# START OF DATA TO PROCESS
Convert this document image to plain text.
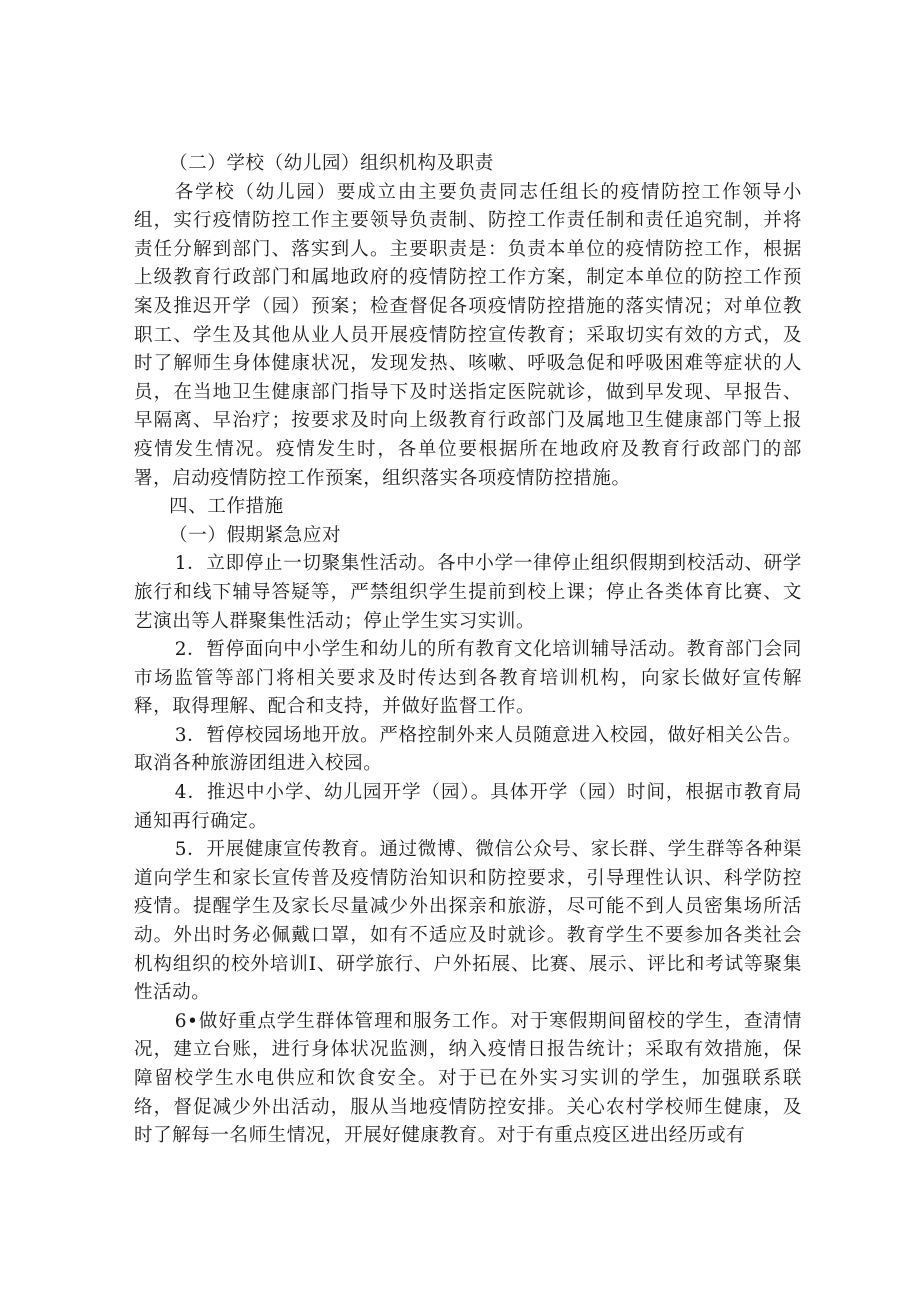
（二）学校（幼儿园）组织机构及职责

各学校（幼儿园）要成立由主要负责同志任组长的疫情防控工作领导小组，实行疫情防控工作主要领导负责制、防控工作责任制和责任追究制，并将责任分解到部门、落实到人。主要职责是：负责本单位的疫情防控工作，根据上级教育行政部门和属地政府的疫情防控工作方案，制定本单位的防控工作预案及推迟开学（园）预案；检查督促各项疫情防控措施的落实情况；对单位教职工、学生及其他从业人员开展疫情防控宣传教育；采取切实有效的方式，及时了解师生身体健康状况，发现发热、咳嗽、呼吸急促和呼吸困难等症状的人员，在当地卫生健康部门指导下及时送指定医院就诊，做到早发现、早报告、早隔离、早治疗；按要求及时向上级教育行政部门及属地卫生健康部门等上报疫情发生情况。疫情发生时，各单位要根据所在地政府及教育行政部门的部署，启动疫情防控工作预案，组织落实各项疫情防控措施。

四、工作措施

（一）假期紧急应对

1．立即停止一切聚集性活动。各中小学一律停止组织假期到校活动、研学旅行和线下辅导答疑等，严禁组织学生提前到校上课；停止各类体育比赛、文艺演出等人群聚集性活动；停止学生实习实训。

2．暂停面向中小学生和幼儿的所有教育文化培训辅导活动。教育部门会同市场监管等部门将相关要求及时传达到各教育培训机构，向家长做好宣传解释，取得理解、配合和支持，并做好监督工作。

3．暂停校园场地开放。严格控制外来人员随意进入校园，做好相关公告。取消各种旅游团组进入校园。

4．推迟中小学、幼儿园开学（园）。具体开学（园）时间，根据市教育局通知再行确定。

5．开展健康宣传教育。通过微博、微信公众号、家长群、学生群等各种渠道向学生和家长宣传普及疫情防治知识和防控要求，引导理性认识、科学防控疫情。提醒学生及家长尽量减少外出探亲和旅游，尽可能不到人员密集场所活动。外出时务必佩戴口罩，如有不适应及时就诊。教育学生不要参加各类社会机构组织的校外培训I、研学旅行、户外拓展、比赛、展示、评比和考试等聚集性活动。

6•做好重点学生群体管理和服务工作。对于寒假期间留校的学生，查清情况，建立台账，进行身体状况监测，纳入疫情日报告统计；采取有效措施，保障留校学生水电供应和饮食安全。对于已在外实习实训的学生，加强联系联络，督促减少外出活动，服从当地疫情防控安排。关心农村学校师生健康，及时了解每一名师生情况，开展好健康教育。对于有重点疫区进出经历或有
# END OF DATA TO PROCESS
# START OF DATA TO PROCESS
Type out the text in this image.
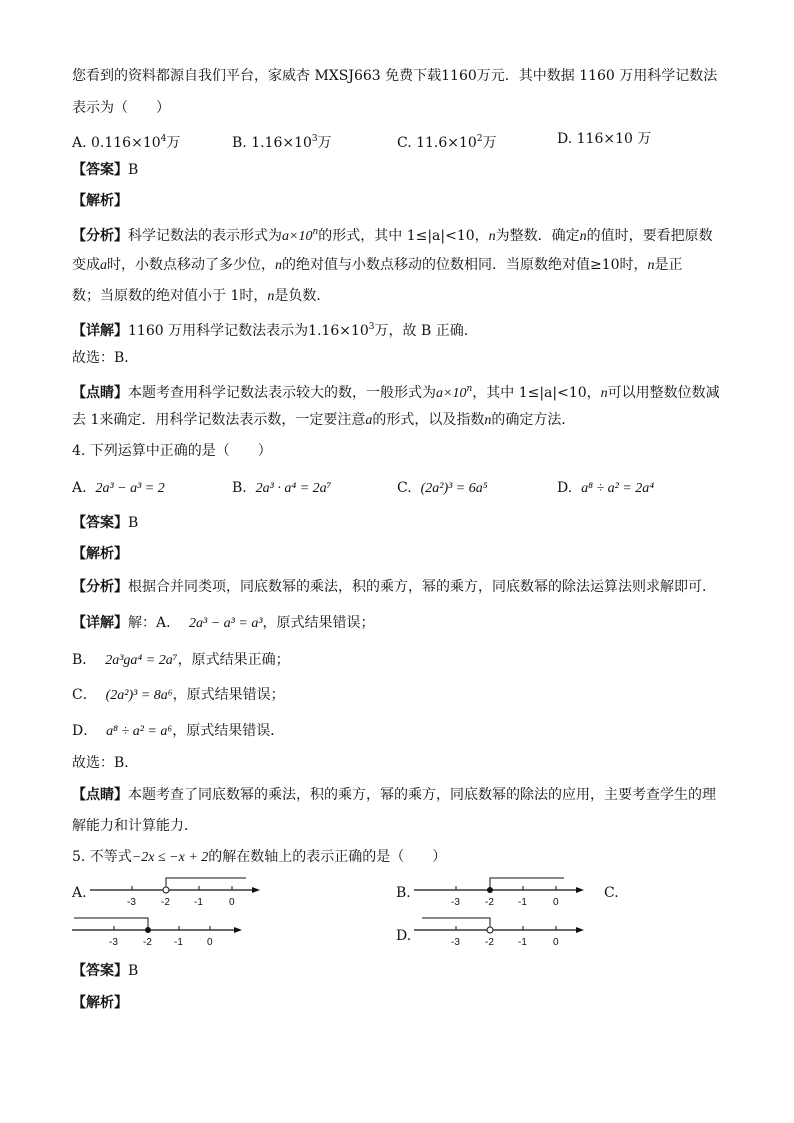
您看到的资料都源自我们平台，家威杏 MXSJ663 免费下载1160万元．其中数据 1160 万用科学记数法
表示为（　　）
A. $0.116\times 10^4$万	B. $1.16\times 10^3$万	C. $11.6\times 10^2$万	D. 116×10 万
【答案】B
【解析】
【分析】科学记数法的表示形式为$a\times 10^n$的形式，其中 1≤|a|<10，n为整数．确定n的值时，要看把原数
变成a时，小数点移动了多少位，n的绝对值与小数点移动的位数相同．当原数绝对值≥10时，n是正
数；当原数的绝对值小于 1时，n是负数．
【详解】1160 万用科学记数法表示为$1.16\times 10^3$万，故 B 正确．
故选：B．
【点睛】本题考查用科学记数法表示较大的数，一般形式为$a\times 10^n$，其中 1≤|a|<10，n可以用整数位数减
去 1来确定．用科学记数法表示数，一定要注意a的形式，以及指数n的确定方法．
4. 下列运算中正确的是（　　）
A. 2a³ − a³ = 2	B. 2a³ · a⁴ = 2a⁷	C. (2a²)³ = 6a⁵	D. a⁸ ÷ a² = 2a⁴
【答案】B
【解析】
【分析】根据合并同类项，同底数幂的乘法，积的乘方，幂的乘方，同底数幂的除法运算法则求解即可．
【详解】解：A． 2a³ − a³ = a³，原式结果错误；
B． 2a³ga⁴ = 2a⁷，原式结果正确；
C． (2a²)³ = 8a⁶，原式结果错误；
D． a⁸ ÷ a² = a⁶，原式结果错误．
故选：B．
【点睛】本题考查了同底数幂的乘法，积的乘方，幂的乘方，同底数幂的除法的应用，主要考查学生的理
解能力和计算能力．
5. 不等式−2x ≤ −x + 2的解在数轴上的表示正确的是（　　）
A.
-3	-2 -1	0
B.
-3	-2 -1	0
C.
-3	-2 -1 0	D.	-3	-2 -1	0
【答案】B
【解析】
# END OF DATA TO PROCESS
▶ _PROBLEM STATEMENT_: Which lines include "幂的乘方"? Copy each of them out.

▶ _TASK OUTPUT_:
【分析】根据合并同类项，同底数幂的乘法，积的乘方，幂的乘方，同底数幂的除法运算法则求解即可．
【点睛】本题考查了同底数幂的乘法，积的乘方，幂的乘方，同底数幂的除法的应用，主要考查学生的理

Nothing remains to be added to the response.